Supplied entries:
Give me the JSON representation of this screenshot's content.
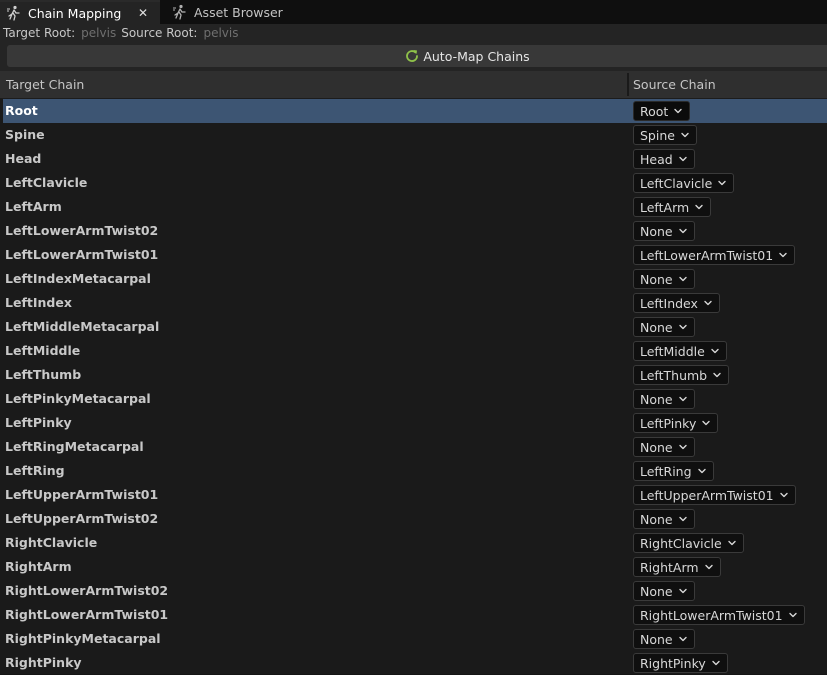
{
  "tabs": [
    {
      "label": "Chain Mapping",
      "icon": "retarget-runner-icon",
      "active": true,
      "close": "✕"
    },
    {
      "label": "Asset Browser",
      "icon": "retarget-runner-icon",
      "active": false
    }
  ],
  "roots": {
    "target_label": "Target Root:",
    "target_value": "pelvis",
    "source_label": "Source Root:",
    "source_value": "pelvis"
  },
  "automap": {
    "label": "Auto-Map Chains",
    "icon": "refresh-icon"
  },
  "columns": {
    "target": "Target Chain",
    "source": "Source Chain"
  },
  "colors": {
    "accent": "#3d5573",
    "refresh": "#8fc14a"
  },
  "rows": [
    {
      "target": "Root",
      "source": "Root",
      "selected": true
    },
    {
      "target": "Spine",
      "source": "Spine"
    },
    {
      "target": "Head",
      "source": "Head"
    },
    {
      "target": "LeftClavicle",
      "source": "LeftClavicle"
    },
    {
      "target": "LeftArm",
      "source": "LeftArm"
    },
    {
      "target": "LeftLowerArmTwist02",
      "source": "None"
    },
    {
      "target": "LeftLowerArmTwist01",
      "source": "LeftLowerArmTwist01"
    },
    {
      "target": "LeftIndexMetacarpal",
      "source": "None"
    },
    {
      "target": "LeftIndex",
      "source": "LeftIndex"
    },
    {
      "target": "LeftMiddleMetacarpal",
      "source": "None"
    },
    {
      "target": "LeftMiddle",
      "source": "LeftMiddle"
    },
    {
      "target": "LeftThumb",
      "source": "LeftThumb"
    },
    {
      "target": "LeftPinkyMetacarpal",
      "source": "None"
    },
    {
      "target": "LeftPinky",
      "source": "LeftPinky"
    },
    {
      "target": "LeftRingMetacarpal",
      "source": "None"
    },
    {
      "target": "LeftRing",
      "source": "LeftRing"
    },
    {
      "target": "LeftUpperArmTwist01",
      "source": "LeftUpperArmTwist01"
    },
    {
      "target": "LeftUpperArmTwist02",
      "source": "None"
    },
    {
      "target": "RightClavicle",
      "source": "RightClavicle"
    },
    {
      "target": "RightArm",
      "source": "RightArm"
    },
    {
      "target": "RightLowerArmTwist02",
      "source": "None"
    },
    {
      "target": "RightLowerArmTwist01",
      "source": "RightLowerArmTwist01"
    },
    {
      "target": "RightPinkyMetacarpal",
      "source": "None"
    },
    {
      "target": "RightPinky",
      "source": "RightPinky"
    }
  ]
}
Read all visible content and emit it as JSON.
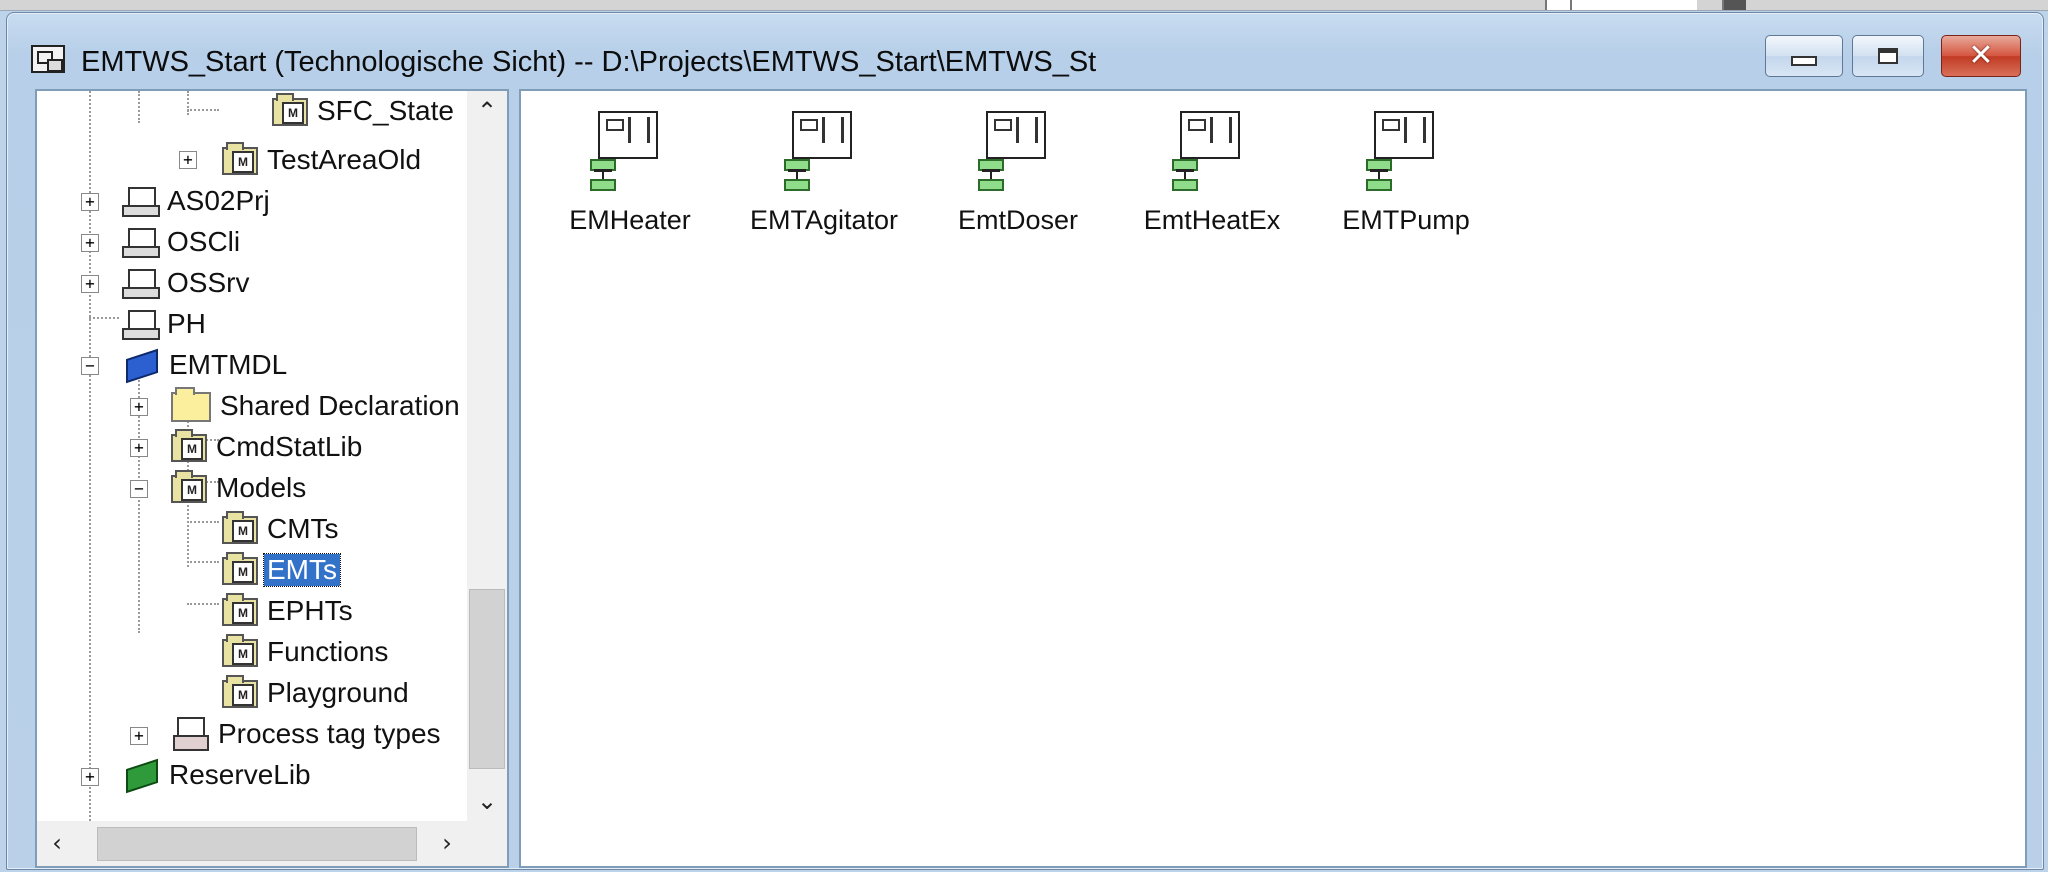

Objective:
Pictures are to be left out; the records above must be repeated word for word.

Result:
Give me the JSON representation of this screenshot's content.
{
  "tabs": [
    {
      "label": "Chain Mapping",
      "icon": "retarget-runner-icon",
      "active": true,
      "close": "✕"
    },
    {
      "label": "Asset Browser",
      "icon": "retarget-runner-icon",
      "active": false
    }
  ],
  "roots": {
    "target_label": "Target Root:",
    "target_value": "pelvis",
    "source_label": "Source Root:",
    "source_value": "pelvis"
  },
  "automap": {
    "label": "Auto-Map Chains",
    "icon": "refresh-icon"
  },
  "columns": {
    "target": "Target Chain",
    "source": "Source Chain"
  },
  "colors": {
    "accent": "#3d5573",
    "refresh": "#8fc14a"
  },
  "rows": [
    {
      "target": "Root",
      "source": "Root",
      "selected": true
    },
    {
      "target": "Spine",
      "source": "Spine"
    },
    {
      "target": "Head",
      "source": "Head"
    },
    {
      "target": "LeftClavicle",
      "source": "LeftClavicle"
    },
    {
      "target": "LeftArm",
      "source": "LeftArm"
    },
    {
      "target": "LeftLowerArmTwist02",
      "source": "None"
    },
    {
      "target": "LeftLowerArmTwist01",
      "source": "LeftLowerArmTwist01"
    },
    {
      "target": "LeftIndexMetacarpal",
      "source": "None"
    },
    {
      "target": "LeftIndex",
      "source": "LeftIndex"
    },
    {
      "target": "LeftMiddleMetacarpal",
      "source": "None"
    },
    {
      "target": "LeftMiddle",
      "source": "LeftMiddle"
    },
    {
      "target": "LeftThumb",
      "source": "LeftThumb"
    },
    {
      "target": "LeftPinkyMetacarpal",
      "source": "None"
    },
    {
      "target": "LeftPinky",
      "source": "LeftPinky"
    },
    {
      "target": "LeftRingMetacarpal",
      "source": "None"
    },
    {
      "target": "LeftRing",
      "source": "LeftRing"
    },
    {
      "target": "LeftUpperArmTwist01",
      "source": "LeftUpperArmTwist01"
    },
    {
      "target": "LeftUpperArmTwist02",
      "source": "None"
    },
    {
      "target": "RightClavicle",
      "source": "RightClavicle"
    },
    {
      "target": "RightArm",
      "source": "RightArm"
    },
    {
      "target": "RightLowerArmTwist02",
      "source": "None"
    },
    {
      "target": "RightLowerArmTwist01",
      "source": "RightLowerArmTwist01"
    },
    {
      "target": "RightPinkyMetacarpal",
      "source": "None"
    },
    {
      "target": "RightPinky",
      "source": "RightPinky"
    }
  ]
}
Read all visible content and emit it as JSON.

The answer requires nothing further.